* **Prompt**
Reproduce each line exactly.

● ● ● ●

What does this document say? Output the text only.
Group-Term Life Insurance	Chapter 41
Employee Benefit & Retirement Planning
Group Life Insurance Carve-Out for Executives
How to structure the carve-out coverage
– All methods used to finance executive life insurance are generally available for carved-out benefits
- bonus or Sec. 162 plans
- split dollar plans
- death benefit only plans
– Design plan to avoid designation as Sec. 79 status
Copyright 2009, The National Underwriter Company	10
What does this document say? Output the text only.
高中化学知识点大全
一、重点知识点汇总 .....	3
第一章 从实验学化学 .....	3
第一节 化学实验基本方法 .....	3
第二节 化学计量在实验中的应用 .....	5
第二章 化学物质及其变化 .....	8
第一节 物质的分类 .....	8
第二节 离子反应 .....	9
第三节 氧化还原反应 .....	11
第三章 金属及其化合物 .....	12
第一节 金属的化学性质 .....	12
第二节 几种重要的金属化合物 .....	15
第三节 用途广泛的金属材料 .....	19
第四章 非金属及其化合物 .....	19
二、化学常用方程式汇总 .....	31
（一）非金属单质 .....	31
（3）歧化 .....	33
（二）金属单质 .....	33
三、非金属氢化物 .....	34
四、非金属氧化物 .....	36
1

● ● ● ●

* **Answer to the exercise**
What does this document say? Output the text only.
Group-Term Life Insurance	Chapter 41
Employee Benefit & Retirement Planning
Group Life Insurance Carve-Out for Executives
How to structure the carve-out coverage
– All methods used to finance executive life insurance are generally available for carved-out benefits
- bonus or Sec. 162 plans
- split dollar plans
- death benefit only plans
– Design plan to avoid designation as Sec. 79 status
Copyright 2009, The National Underwriter Company	10
What does this document say? Output the text only.
高中化学知识点大全
一、重点知识点汇总 .....	3
第一章 从实验学化学 .....	3
第一节 化学实验基本方法 .....	3
第二节 化学计量在实验中的应用 .....	5
第二章 化学物质及其变化 .....	8
第一节 物质的分类 .....	8
第二节 离子反应 .....	9
第三节 氧化还原反应 .....	11
第三章 金属及其化合物 .....	12
第一节 金属的化学性质 .....	12
第二节 几种重要的金属化合物 .....	15
第三节 用途广泛的金属材料 .....	19
第四章 非金属及其化合物 .....	19
二、化学常用方程式汇总 .....	31
（一）非金属单质 .....	31
（3）歧化 .....	33
（二）金属单质 .....	33
三、非金属氢化物 .....	34
四、非金属氧化物 .....	36
1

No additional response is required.